** begin SUPPLIED ENTRIES **

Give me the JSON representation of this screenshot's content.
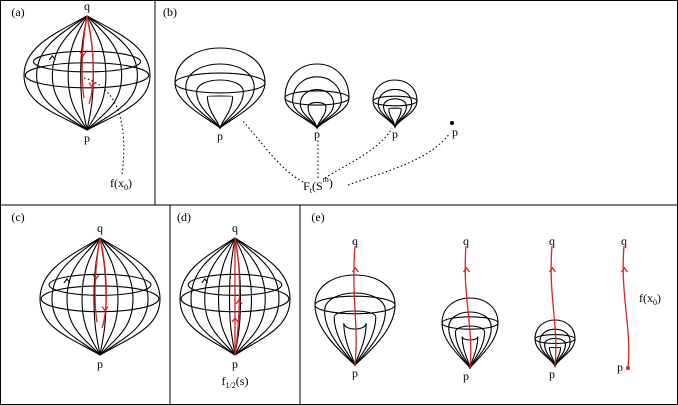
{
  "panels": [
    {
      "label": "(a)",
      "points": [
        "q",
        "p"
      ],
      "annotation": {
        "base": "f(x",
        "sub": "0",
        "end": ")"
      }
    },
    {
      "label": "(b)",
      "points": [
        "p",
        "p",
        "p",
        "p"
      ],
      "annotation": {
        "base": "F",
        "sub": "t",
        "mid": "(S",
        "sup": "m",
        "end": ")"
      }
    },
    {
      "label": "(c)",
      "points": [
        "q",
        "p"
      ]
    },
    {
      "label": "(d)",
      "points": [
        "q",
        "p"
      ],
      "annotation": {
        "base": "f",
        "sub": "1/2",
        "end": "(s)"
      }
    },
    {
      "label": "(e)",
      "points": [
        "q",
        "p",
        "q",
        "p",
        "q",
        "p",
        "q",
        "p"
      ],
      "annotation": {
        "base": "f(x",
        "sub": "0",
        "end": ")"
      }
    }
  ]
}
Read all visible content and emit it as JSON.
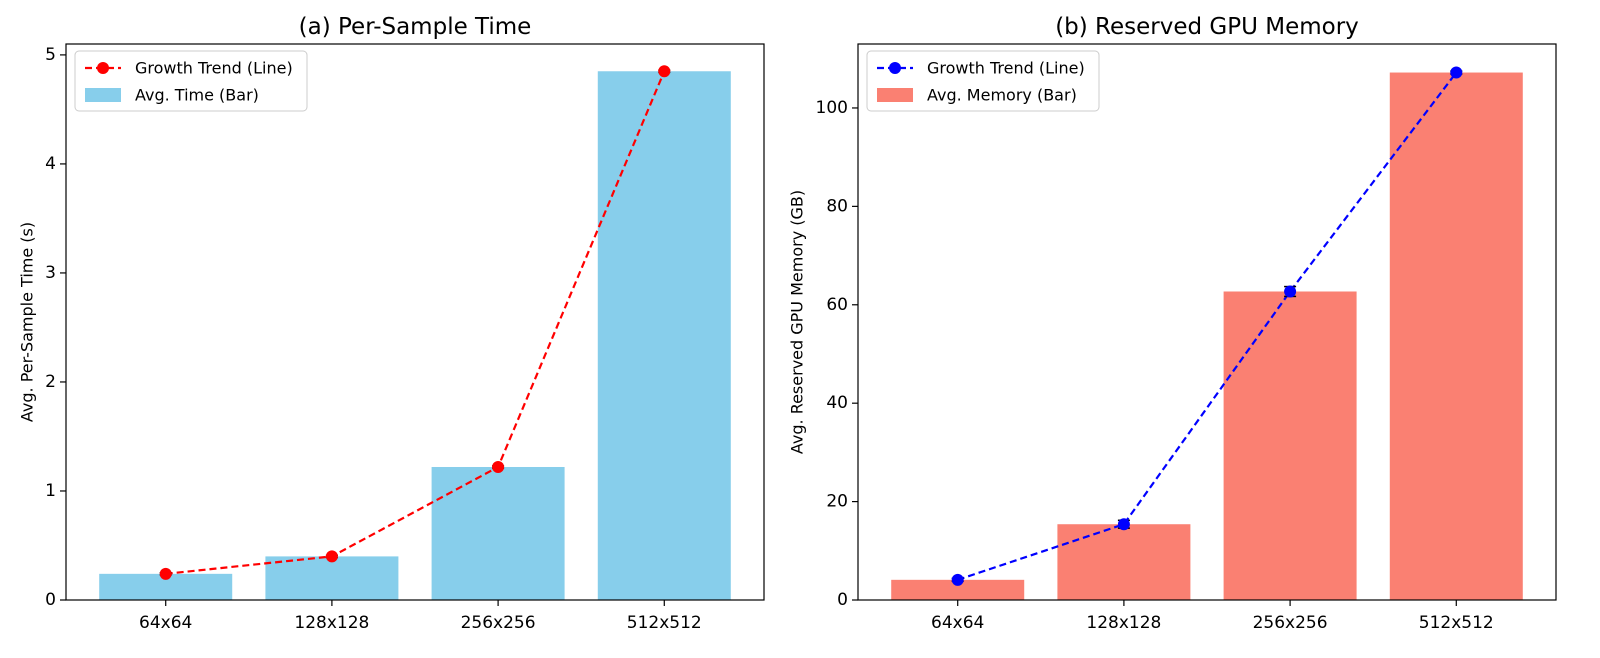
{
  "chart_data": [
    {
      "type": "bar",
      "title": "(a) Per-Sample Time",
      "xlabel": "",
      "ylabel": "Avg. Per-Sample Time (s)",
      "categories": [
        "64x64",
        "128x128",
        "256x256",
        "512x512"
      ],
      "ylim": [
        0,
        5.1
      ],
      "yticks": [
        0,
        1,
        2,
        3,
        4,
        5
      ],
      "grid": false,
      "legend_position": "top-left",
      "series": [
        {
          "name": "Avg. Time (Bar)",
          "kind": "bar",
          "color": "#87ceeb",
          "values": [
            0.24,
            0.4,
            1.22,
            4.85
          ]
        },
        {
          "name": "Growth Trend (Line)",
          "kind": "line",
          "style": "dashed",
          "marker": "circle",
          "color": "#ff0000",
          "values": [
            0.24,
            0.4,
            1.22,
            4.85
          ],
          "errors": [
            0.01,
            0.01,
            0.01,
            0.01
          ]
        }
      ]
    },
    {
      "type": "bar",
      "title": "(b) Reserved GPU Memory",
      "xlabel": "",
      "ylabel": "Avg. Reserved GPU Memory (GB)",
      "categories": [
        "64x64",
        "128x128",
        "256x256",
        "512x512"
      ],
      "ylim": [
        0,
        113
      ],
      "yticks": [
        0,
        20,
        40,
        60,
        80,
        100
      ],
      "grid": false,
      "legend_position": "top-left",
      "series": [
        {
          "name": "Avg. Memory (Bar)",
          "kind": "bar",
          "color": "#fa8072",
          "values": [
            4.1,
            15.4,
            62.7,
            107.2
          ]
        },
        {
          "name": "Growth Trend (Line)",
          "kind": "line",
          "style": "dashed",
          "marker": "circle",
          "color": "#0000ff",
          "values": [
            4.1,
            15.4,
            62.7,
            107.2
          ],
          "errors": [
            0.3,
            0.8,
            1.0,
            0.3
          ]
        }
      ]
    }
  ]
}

** end SUPPLIED ENTRIES **
** begin SUPPLIED ENTRIES **

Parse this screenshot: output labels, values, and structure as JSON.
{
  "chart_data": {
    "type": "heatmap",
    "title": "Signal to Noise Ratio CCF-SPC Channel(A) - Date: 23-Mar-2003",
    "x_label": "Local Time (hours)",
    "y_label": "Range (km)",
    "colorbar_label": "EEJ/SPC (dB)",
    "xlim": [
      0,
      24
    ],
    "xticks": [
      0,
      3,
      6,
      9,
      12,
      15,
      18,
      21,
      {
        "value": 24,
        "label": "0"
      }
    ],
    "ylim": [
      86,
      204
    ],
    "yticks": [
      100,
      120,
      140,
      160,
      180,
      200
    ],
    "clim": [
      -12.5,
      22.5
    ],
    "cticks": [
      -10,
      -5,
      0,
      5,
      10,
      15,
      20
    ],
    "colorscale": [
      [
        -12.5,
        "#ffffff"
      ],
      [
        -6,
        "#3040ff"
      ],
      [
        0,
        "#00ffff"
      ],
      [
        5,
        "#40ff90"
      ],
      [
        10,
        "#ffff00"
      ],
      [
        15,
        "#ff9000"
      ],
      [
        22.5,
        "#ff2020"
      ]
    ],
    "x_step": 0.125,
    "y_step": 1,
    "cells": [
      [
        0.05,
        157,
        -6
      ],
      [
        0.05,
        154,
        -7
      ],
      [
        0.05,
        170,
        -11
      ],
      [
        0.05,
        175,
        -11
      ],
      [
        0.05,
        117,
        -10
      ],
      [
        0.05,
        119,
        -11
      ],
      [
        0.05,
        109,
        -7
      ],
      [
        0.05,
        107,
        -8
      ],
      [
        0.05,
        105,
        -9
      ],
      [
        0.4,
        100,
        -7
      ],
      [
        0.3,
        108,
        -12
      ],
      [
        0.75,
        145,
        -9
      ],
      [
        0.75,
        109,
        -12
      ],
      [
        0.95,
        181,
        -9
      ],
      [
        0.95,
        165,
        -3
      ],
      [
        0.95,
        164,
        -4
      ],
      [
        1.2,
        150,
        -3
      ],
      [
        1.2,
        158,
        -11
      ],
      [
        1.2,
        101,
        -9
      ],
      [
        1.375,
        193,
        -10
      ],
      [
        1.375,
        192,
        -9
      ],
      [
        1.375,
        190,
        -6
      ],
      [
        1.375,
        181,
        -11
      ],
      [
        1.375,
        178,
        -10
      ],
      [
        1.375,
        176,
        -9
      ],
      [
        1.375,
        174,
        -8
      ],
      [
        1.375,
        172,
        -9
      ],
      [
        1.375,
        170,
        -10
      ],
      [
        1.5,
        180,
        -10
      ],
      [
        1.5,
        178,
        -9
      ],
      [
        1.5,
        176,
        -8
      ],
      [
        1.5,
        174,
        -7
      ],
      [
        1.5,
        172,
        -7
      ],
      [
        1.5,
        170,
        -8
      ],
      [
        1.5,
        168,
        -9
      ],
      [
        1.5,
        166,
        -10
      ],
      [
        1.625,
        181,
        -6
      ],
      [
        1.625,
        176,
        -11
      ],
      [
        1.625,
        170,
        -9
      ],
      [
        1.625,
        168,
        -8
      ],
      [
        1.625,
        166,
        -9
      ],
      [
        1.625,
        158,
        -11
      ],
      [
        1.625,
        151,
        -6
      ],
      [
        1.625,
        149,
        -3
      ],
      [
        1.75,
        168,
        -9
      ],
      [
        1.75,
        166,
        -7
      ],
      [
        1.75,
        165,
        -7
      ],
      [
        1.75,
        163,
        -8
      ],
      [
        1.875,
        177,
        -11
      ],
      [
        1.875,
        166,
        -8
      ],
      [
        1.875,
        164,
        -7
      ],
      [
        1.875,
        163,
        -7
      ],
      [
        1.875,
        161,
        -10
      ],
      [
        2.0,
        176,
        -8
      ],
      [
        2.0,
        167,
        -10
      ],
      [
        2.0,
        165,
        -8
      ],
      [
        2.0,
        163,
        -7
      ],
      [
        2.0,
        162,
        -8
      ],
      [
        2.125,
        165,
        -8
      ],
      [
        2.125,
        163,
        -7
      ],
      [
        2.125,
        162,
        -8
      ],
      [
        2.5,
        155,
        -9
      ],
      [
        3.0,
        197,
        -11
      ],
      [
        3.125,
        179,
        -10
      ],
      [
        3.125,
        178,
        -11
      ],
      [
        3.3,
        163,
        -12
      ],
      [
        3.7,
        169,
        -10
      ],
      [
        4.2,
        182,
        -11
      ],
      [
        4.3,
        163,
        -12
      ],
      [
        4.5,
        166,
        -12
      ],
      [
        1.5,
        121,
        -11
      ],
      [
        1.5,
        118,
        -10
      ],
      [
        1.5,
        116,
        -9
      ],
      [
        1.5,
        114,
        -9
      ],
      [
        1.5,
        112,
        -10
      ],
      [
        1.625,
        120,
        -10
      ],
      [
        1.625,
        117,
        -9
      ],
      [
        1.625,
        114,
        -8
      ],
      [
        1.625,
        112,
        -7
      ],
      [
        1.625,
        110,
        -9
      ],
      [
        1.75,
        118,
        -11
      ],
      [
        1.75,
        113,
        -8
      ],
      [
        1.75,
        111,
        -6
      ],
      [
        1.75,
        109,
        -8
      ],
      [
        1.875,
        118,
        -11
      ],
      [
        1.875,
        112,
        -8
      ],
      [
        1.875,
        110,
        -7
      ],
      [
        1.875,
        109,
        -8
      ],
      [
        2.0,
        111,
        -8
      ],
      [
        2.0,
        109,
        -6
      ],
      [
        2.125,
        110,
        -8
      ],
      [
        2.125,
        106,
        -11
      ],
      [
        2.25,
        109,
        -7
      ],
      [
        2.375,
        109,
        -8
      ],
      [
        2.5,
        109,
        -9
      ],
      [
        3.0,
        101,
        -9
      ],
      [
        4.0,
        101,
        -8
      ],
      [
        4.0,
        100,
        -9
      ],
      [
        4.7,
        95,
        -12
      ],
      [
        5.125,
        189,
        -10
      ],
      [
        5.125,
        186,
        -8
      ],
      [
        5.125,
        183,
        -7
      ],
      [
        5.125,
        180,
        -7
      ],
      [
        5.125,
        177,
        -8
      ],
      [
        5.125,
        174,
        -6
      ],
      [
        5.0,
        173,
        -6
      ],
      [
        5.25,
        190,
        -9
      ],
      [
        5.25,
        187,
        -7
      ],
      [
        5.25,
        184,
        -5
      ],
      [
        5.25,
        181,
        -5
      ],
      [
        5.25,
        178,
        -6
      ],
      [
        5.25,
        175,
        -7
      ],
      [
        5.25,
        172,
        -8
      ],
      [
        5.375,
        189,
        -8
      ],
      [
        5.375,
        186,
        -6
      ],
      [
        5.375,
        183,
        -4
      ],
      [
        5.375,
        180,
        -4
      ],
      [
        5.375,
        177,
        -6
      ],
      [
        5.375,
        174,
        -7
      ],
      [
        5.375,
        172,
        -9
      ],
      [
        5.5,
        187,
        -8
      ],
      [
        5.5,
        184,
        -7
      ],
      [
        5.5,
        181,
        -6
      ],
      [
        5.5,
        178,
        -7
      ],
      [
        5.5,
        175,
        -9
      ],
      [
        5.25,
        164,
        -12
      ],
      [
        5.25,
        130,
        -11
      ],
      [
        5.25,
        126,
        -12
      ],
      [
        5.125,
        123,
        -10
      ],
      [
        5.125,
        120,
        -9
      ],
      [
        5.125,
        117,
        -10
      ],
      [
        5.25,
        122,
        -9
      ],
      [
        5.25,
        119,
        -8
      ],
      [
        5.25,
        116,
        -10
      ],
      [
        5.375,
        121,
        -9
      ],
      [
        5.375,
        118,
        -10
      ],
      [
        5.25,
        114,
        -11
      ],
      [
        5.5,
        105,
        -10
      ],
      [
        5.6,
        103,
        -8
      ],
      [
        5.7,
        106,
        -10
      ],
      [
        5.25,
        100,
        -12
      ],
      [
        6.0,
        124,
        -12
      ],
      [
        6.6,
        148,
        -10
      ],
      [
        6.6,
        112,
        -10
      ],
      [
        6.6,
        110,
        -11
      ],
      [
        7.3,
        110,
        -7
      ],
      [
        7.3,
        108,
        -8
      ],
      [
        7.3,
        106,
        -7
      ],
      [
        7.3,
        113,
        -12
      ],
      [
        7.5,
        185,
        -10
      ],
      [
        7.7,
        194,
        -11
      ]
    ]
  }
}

** end SUPPLIED ENTRIES **
** begin SUPPLIED ENTRIES **

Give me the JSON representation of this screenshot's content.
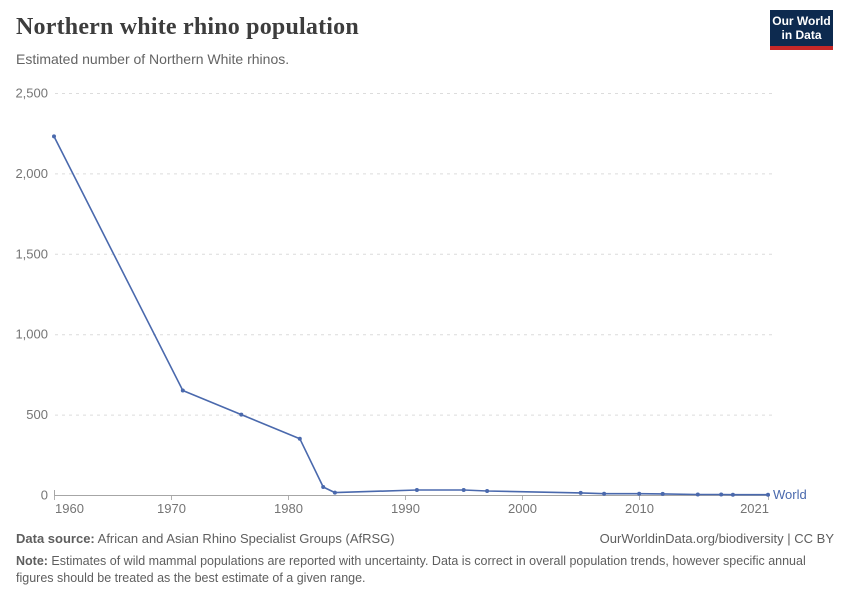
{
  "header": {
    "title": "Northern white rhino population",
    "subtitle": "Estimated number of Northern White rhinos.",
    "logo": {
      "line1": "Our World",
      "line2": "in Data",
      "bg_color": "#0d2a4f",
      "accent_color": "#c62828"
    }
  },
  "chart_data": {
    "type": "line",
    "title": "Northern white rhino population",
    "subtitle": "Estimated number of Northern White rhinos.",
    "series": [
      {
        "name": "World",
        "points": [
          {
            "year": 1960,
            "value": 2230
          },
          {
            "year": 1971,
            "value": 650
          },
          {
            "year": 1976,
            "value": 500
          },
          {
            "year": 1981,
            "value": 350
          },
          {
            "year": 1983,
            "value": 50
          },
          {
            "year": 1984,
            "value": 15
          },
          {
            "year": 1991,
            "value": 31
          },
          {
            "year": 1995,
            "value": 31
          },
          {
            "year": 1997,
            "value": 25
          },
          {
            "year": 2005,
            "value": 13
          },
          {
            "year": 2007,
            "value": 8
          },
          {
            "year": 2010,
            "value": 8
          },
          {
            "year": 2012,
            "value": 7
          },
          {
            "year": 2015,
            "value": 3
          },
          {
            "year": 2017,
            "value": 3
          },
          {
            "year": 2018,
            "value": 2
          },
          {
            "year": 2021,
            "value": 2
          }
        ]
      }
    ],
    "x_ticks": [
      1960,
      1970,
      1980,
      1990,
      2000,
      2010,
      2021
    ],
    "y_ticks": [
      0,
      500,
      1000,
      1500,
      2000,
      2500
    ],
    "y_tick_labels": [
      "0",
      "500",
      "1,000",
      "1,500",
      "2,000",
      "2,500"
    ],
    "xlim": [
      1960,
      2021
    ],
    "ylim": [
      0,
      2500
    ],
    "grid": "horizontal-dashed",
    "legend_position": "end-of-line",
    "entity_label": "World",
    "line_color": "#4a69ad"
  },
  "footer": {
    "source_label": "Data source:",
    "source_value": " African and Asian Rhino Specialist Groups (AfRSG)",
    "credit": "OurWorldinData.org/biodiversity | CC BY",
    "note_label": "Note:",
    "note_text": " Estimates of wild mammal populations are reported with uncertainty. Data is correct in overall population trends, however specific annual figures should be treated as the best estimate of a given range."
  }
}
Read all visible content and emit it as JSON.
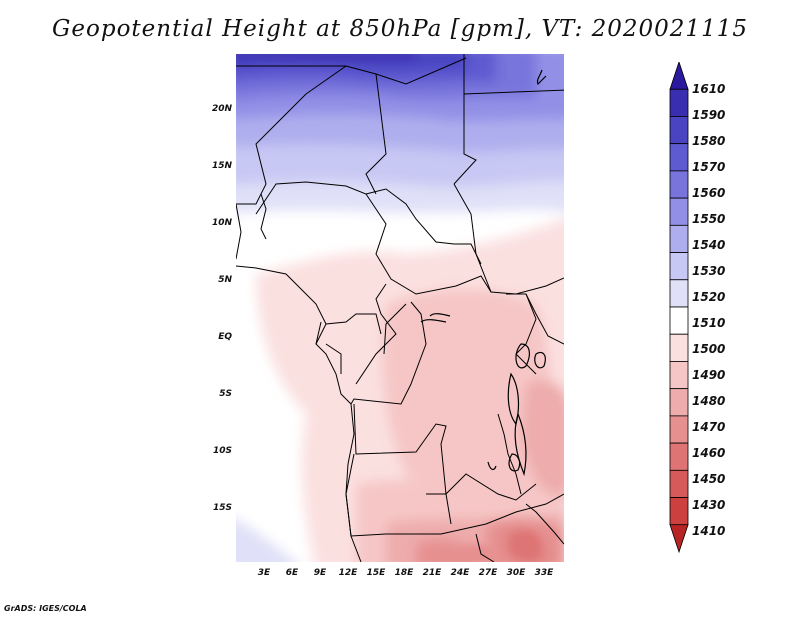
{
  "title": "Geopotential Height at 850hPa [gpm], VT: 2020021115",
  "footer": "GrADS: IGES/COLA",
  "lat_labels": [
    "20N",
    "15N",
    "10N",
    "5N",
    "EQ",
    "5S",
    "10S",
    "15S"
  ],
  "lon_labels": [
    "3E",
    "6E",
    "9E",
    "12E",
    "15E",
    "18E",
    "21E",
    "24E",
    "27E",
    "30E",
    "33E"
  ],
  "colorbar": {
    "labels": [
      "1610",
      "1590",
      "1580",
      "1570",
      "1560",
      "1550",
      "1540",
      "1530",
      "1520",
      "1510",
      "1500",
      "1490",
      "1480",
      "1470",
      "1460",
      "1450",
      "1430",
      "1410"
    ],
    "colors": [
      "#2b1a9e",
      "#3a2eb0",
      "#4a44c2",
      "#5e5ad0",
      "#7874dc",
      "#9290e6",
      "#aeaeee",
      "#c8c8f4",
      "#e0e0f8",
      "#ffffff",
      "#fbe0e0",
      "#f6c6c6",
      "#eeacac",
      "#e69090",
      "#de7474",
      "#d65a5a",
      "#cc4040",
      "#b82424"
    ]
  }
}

** end SUPPLIED ENTRIES **

Copy out every line where the word "Time" occurs.

ANSWER IN FULL.
      "title": "(a) Per-Sample Time",
      "ylabel": "Avg. Per-Sample Time (s)",
          "name": "Avg. Time (Bar)",
    "x_label": "Local Time (hours)",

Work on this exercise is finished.